PROBLEM » Report each line of the data that includes the word "this".

Extracted records
---------------

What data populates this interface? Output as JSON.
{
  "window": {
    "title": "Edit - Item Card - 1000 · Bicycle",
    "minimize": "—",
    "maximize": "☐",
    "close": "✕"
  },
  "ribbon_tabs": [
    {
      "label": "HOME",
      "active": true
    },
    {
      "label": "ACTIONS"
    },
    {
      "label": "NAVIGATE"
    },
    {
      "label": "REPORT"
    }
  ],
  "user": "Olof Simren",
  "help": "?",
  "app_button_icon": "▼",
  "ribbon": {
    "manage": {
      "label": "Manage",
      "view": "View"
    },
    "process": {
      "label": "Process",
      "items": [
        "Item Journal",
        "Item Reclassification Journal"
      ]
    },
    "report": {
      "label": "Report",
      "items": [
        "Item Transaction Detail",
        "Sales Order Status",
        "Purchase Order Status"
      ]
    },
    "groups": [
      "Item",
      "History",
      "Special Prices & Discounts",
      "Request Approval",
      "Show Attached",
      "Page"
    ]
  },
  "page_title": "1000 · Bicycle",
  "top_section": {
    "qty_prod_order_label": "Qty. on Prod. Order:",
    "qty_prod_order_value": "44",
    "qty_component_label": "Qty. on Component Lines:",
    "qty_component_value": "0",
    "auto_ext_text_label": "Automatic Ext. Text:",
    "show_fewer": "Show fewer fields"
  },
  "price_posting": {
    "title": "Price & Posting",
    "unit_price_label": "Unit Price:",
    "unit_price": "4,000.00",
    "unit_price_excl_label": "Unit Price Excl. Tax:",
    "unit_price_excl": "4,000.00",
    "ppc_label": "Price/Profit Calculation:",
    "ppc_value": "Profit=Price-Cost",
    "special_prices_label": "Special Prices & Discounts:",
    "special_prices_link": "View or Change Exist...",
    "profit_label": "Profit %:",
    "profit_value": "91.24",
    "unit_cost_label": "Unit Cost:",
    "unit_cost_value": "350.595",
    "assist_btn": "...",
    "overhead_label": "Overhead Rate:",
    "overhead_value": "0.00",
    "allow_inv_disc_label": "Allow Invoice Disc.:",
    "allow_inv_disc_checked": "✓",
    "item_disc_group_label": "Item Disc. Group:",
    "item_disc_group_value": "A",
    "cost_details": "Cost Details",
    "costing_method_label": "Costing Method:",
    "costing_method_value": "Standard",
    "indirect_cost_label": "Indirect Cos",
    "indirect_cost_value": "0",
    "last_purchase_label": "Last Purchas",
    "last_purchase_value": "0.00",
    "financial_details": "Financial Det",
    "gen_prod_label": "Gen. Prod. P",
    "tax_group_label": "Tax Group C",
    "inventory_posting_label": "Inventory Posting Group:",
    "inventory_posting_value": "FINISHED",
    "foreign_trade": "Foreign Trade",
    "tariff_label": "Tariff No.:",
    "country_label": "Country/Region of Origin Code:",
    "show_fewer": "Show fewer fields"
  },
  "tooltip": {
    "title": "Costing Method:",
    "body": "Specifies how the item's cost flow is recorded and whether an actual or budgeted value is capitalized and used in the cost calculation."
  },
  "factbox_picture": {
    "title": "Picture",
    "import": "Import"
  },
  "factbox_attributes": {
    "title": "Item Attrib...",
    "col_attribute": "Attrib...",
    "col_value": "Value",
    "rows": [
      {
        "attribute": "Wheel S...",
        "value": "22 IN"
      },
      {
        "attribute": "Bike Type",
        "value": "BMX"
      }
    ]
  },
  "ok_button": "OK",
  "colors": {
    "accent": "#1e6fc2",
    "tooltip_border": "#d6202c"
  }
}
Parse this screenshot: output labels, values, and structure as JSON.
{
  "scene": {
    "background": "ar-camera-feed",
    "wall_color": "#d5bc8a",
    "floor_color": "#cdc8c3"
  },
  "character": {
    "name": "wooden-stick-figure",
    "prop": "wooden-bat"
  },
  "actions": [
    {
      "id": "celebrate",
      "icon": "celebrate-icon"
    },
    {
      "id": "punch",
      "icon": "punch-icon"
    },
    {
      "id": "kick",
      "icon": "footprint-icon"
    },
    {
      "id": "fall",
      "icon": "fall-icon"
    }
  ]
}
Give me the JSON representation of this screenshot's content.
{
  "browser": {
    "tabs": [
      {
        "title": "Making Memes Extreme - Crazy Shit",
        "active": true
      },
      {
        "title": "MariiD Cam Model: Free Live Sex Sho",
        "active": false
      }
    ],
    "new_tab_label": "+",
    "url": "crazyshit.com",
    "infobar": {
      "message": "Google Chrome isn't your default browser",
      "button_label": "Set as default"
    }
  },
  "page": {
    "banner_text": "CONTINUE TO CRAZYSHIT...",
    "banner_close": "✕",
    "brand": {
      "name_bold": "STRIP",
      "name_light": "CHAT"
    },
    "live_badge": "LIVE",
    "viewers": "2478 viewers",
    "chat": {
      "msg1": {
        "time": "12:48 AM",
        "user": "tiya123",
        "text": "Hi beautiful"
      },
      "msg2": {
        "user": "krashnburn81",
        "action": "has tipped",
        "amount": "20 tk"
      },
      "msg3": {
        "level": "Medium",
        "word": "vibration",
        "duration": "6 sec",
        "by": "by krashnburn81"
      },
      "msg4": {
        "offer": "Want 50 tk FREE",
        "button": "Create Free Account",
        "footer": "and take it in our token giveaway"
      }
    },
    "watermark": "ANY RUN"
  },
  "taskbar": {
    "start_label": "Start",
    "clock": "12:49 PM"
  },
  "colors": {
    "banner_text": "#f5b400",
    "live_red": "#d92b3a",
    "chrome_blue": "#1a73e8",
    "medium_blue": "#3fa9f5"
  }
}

---------------

COMPLETE OUTPUT »
What data populates this interface? Output as JSON.
Parse this screenshot: output labels, values, and structure as JSON.
Give me the JSON representation of this screenshot's content.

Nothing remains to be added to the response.